Data to process |
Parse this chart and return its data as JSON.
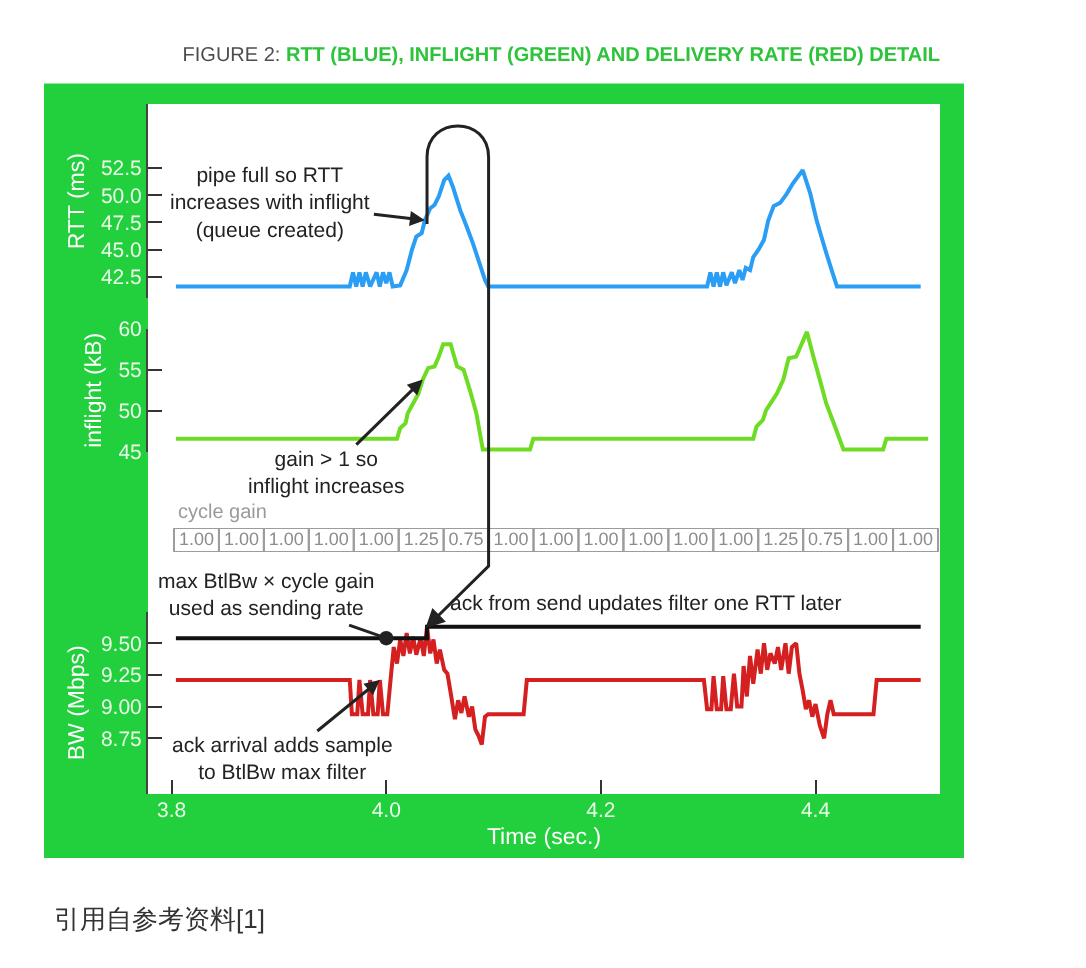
{
  "chart_data": [
    {
      "type": "line",
      "title": "FIGURE 2: RTT (BLUE), INFLIGHT (GREEN) AND DELIVERY RATE (RED) DETAIL",
      "ylabel": "RTT (ms)",
      "xlim": [
        3.778,
        4.516
      ],
      "ylim": [
        40.5,
        58.4
      ],
      "yticks": [
        52.5,
        {
          "value": 50,
          "label": "50.0"
        },
        47.5,
        {
          "value": 45,
          "label": "45.0"
        },
        42.5
      ],
      "tick_labels": "y",
      "x": [
        3.804,
        3.966,
        3.969,
        3.972,
        3.975,
        3.978,
        3.981,
        3.985,
        3.991,
        3.994,
        3.997,
        4.0,
        4.003,
        4.006,
        4.013,
        4.019,
        4.024,
        4.028,
        4.033,
        4.036,
        4.041,
        4.045,
        4.049,
        4.054,
        4.058,
        4.062,
        4.069,
        4.075,
        4.081,
        4.087,
        4.092,
        4.095,
        4.299,
        4.302,
        4.305,
        4.308,
        4.311,
        4.314,
        4.317,
        4.322,
        4.325,
        4.329,
        4.332,
        4.335,
        4.339,
        4.342,
        4.347,
        4.352,
        4.356,
        4.361,
        4.367,
        4.373,
        4.379,
        4.388,
        4.395,
        4.401,
        4.409,
        4.416,
        4.42,
        4.498
      ],
      "series": [
        {
          "color": "#2a9df4",
          "values": [
            41.6,
            41.6,
            42.9,
            41.6,
            42.9,
            41.6,
            42.9,
            41.6,
            42.9,
            41.6,
            42.9,
            41.9,
            42.9,
            41.6,
            41.7,
            43.1,
            45.0,
            46.2,
            46.5,
            47.7,
            48.8,
            49.1,
            49.9,
            51.4,
            51.8,
            50.8,
            48.6,
            47.1,
            45.5,
            43.7,
            42.2,
            41.6,
            41.6,
            42.9,
            41.6,
            42.9,
            41.6,
            42.9,
            41.7,
            42.9,
            41.9,
            43.1,
            42.2,
            43.3,
            43.1,
            44.3,
            45.0,
            45.9,
            47.7,
            49.0,
            49.3,
            50.1,
            51.1,
            52.3,
            50.2,
            47.7,
            45.0,
            42.8,
            41.6,
            41.6
          ]
        }
      ],
      "annotations": [
        {
          "text": "pipe full so RTT\nincreases with inflight\n(queue created)",
          "x": 4.036,
          "y": 47.7
        }
      ]
    },
    {
      "type": "line",
      "ylabel": "inflight (kB)",
      "xlim": [
        3.778,
        4.516
      ],
      "ylim": [
        45,
        60
      ],
      "yticks": [
        45,
        50,
        55,
        60
      ],
      "tick_labels": "y",
      "x": [
        3.804,
        4.01,
        4.013,
        4.018,
        4.02,
        4.025,
        4.03,
        4.034,
        4.039,
        4.045,
        4.049,
        4.053,
        4.06,
        4.066,
        4.072,
        4.078,
        4.084,
        4.09,
        4.134,
        4.137,
        4.342,
        4.345,
        4.351,
        4.354,
        4.364,
        4.37,
        4.375,
        4.382,
        4.392,
        4.398,
        4.404,
        4.41,
        4.417,
        4.426,
        4.463,
        4.466,
        4.505
      ],
      "series": [
        {
          "color": "#6fdc24",
          "values": [
            46.6,
            46.6,
            47.9,
            48.5,
            49.7,
            50.9,
            52.1,
            53.8,
            55.2,
            55.4,
            56.6,
            58.1,
            58.1,
            55.4,
            55.0,
            52.5,
            49.7,
            45.3,
            45.3,
            46.6,
            46.6,
            48.1,
            48.9,
            50.1,
            52.1,
            53.8,
            56.4,
            56.6,
            59.6,
            56.6,
            53.8,
            50.9,
            48.5,
            45.3,
            45.3,
            46.6,
            46.6
          ]
        }
      ],
      "annotations": [
        {
          "text": "gain > 1 so\ninflight increases",
          "x": 4.034,
          "y": 53.8
        }
      ]
    },
    {
      "type": "other",
      "title": "cycle gain",
      "values": [
        1.0,
        1.0,
        1.0,
        1.0,
        1.0,
        1.25,
        0.75,
        1.0,
        1.0,
        1.0,
        1.0,
        1.0,
        1.0,
        1.25,
        0.75,
        1.0,
        1.0
      ],
      "value_labels": [
        "1.00",
        "1.00",
        "1.00",
        "1.00",
        "1.00",
        "1.25",
        "0.75",
        "1.00",
        "1.00",
        "1.00",
        "1.00",
        "1.00",
        "1.00",
        "1.25",
        "0.75",
        "1.00",
        "1.00"
      ]
    },
    {
      "type": "line",
      "xlabel": "Time (sec.)",
      "ylabel": "BW (Mbps)",
      "xlim": [
        3.778,
        4.516
      ],
      "xticks": [
        3.8,
        {
          "value": 4,
          "label": "4.0"
        },
        4.2,
        4.4
      ],
      "ylim": [
        8.31,
        9.75
      ],
      "yticks": [
        {
          "value": 9.5,
          "label": "9.50"
        },
        9.25,
        {
          "value": 9,
          "label": "9.00"
        },
        8.75
      ],
      "series": [
        {
          "color": "#d42020",
          "x": [
            3.804,
            3.966,
            3.968,
            3.973,
            3.975,
            3.978,
            3.983,
            3.985,
            3.988,
            3.992,
            3.994,
            3.997,
            4.001,
            4.004,
            4.007,
            4.01,
            4.013,
            4.016,
            4.019,
            4.022,
            4.025,
            4.028,
            4.032,
            4.035,
            4.038,
            4.041,
            4.044,
            4.047,
            4.05,
            4.054,
            4.057,
            4.06,
            4.064,
            4.067,
            4.07,
            4.073,
            4.077,
            4.08,
            4.083,
            4.086,
            4.089,
            4.092,
            4.095,
            4.128,
            4.131,
            4.296,
            4.299,
            4.303,
            4.305,
            4.308,
            4.312,
            4.314,
            4.317,
            4.321,
            4.324,
            4.327,
            4.331,
            4.333,
            4.336,
            4.339,
            4.342,
            4.346,
            4.349,
            4.352,
            4.355,
            4.358,
            4.362,
            4.365,
            4.368,
            4.372,
            4.375,
            4.378,
            4.382,
            4.385,
            4.388,
            4.391,
            4.394,
            4.397,
            4.4,
            4.404,
            4.408,
            4.411,
            4.414,
            4.417,
            4.454,
            4.457,
            4.498
          ],
          "values": [
            9.21,
            9.21,
            8.94,
            8.94,
            9.21,
            8.94,
            8.94,
            9.21,
            8.94,
            8.94,
            9.21,
            8.94,
            8.94,
            9.21,
            9.47,
            9.34,
            9.53,
            9.4,
            9.58,
            9.42,
            9.55,
            9.41,
            9.54,
            9.4,
            9.63,
            9.42,
            9.53,
            9.34,
            9.45,
            9.29,
            9.26,
            9.11,
            8.9,
            9.05,
            8.95,
            9.08,
            8.92,
            9.0,
            8.82,
            8.77,
            8.7,
            8.92,
            8.94,
            8.94,
            9.21,
            9.21,
            8.98,
            8.98,
            9.24,
            8.98,
            8.98,
            9.24,
            8.98,
            8.98,
            9.26,
            9.0,
            9.0,
            9.32,
            9.08,
            9.4,
            9.18,
            9.45,
            9.26,
            9.5,
            9.29,
            9.42,
            9.34,
            9.47,
            9.29,
            9.5,
            9.26,
            9.47,
            9.5,
            9.26,
            9.13,
            8.98,
            9.05,
            8.92,
            9.02,
            8.85,
            8.75,
            8.94,
            9.05,
            8.94,
            8.94,
            9.21,
            9.21
          ]
        },
        {
          "type": "step",
          "color": "#111111",
          "x": [
            3.804,
            4.038,
            4.498
          ],
          "values": [
            9.54,
            9.63,
            9.63
          ]
        }
      ],
      "annotations": [
        {
          "text": "max BtlBw × cycle gain\nused as sending rate",
          "x": 4.0,
          "y": 9.54
        },
        {
          "text": "ack from send updates filter one RTT later",
          "x": 4.038,
          "y": 9.63
        },
        {
          "text": "ack arrival adds sample\nto BtlBw max filter",
          "x": 3.994,
          "y": 9.21
        },
        "引用自参考资料[1]"
      ]
    }
  ]
}
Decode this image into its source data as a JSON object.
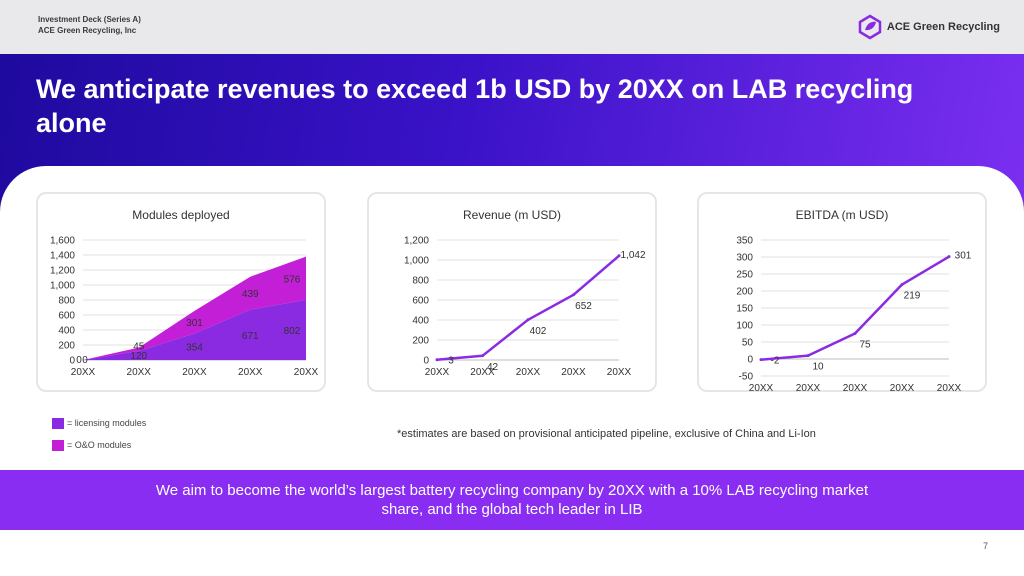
{
  "header": {
    "deck_title": "Investment Deck (Series A)",
    "company": "ACE Green Recycling, Inc",
    "logo_text": "ACE Green Recycling"
  },
  "headline": "We anticipate revenues to exceed 1b USD by 20XX on LAB recycling alone",
  "legend": {
    "licensing": "= licensing modules",
    "om": "= O&O modules"
  },
  "footnote": "*estimates are based on provisional anticipated pipeline, exclusive of China and Li-Ion",
  "bottom_message": "We aim to become the world’s largest battery recycling company by 20XX with a 10% LAB recycling market share, and the global tech leader in LIB",
  "page_number": "7",
  "colors": {
    "licensing": "#8a2be2",
    "om": "#c21fd6",
    "line": "#8a2be2",
    "banner": "#2f10b8",
    "bottom_bar": "#8a2df3"
  },
  "chart_data": [
    {
      "type": "area",
      "stacked": true,
      "title": "Modules deployed",
      "categories": [
        "20XX",
        "20XX",
        "20XX",
        "20XX",
        "20XX"
      ],
      "series": [
        {
          "name": "licensing modules",
          "values": [
            0,
            120,
            354,
            671,
            802
          ]
        },
        {
          "name": "O&O modules",
          "values": [
            0,
            45,
            301,
            439,
            576
          ]
        }
      ],
      "point_labels": [
        [
          "0",
          "120",
          "354",
          "671",
          "802"
        ],
        [
          "0",
          "45",
          "301",
          "439",
          "576"
        ]
      ],
      "ylim": [
        0,
        1600
      ],
      "yticks": [
        "0",
        "200",
        "400",
        "600",
        "800",
        "1,000",
        "1,200",
        "1,400",
        "1,600"
      ]
    },
    {
      "type": "line",
      "title": "Revenue (m USD)",
      "categories": [
        "20XX",
        "20XX",
        "20XX",
        "20XX",
        "20XX"
      ],
      "values": [
        3,
        42,
        402,
        652,
        1042
      ],
      "labels": [
        "3",
        "42",
        "402",
        "652",
        "1,042"
      ],
      "ylim": [
        0,
        1200
      ],
      "yticks": [
        "0",
        "200",
        "400",
        "600",
        "800",
        "1,000",
        "1,200"
      ]
    },
    {
      "type": "line",
      "title": "EBITDA (m USD)",
      "categories": [
        "20XX",
        "20XX",
        "20XX",
        "20XX",
        "20XX"
      ],
      "values": [
        -2,
        10,
        75,
        219,
        301
      ],
      "labels": [
        "-2",
        "10",
        "75",
        "219",
        "301"
      ],
      "ylim": [
        -50,
        350
      ],
      "yticks": [
        "-50",
        "0",
        "50",
        "100",
        "150",
        "200",
        "250",
        "300",
        "350"
      ]
    }
  ]
}
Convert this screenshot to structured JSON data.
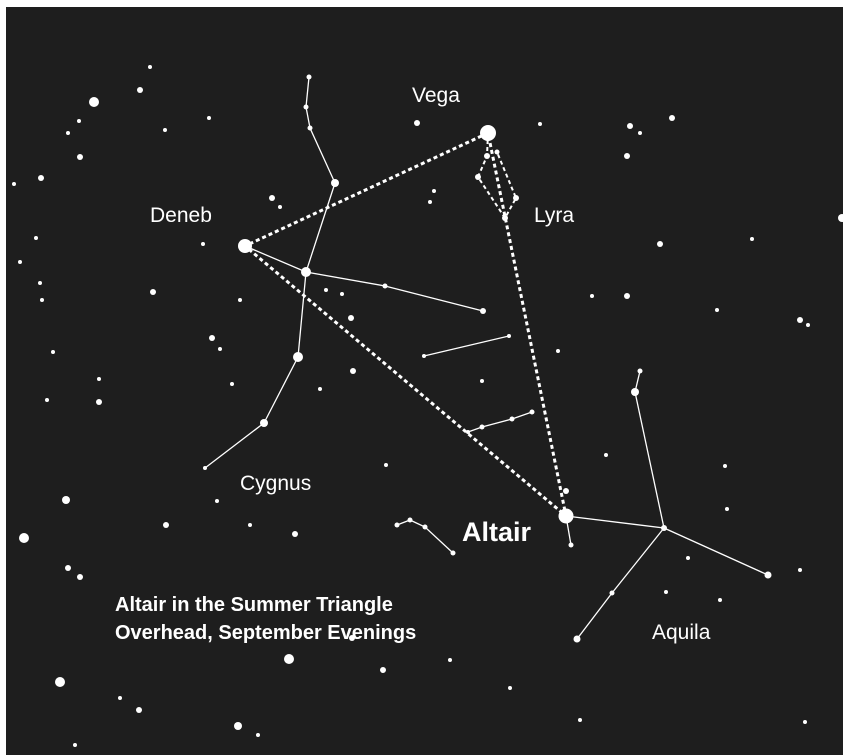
{
  "labels": {
    "vega": "Vega",
    "deneb": "Deneb",
    "lyra": "Lyra",
    "cygnus": "Cygnus",
    "altair": "Altair",
    "aquila": "Aquila"
  },
  "caption": [
    "Altair in the Summer Triangle",
    "Overhead, September Evenings"
  ]
}
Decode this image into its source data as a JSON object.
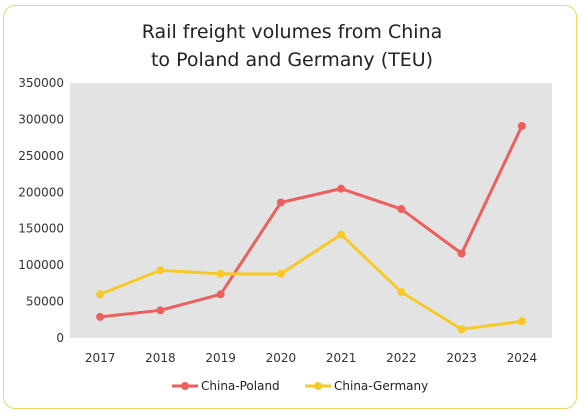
{
  "chart_data": {
    "type": "line",
    "title_line1": "Rail freight volumes from China",
    "title_line2": "to Poland and Germany (TEU)",
    "x": [
      "2017",
      "2018",
      "2019",
      "2020",
      "2021",
      "2022",
      "2023",
      "2024"
    ],
    "series": [
      {
        "name": "China-Poland",
        "color": "#ec5f5f",
        "values": [
          29000,
          38000,
          60000,
          186000,
          205000,
          177000,
          116000,
          291000
        ]
      },
      {
        "name": "China-Germany",
        "color": "#f7c928",
        "values": [
          60000,
          93000,
          88000,
          88000,
          142000,
          63000,
          12000,
          23000
        ]
      }
    ],
    "ylim": [
      0,
      350000
    ],
    "yticks": [
      "0",
      "50000",
      "100000",
      "150000",
      "200000",
      "250000",
      "300000",
      "350000"
    ],
    "plot_background": "#e3e3e3",
    "border_color": "#f3d36a",
    "grid": false,
    "legend_position": "bottom"
  }
}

Written request | Report back each line of the entries that holds the string "Altair".

Reply to the task |
    "altair": "Altair",
    "Altair in the Summer Triangle",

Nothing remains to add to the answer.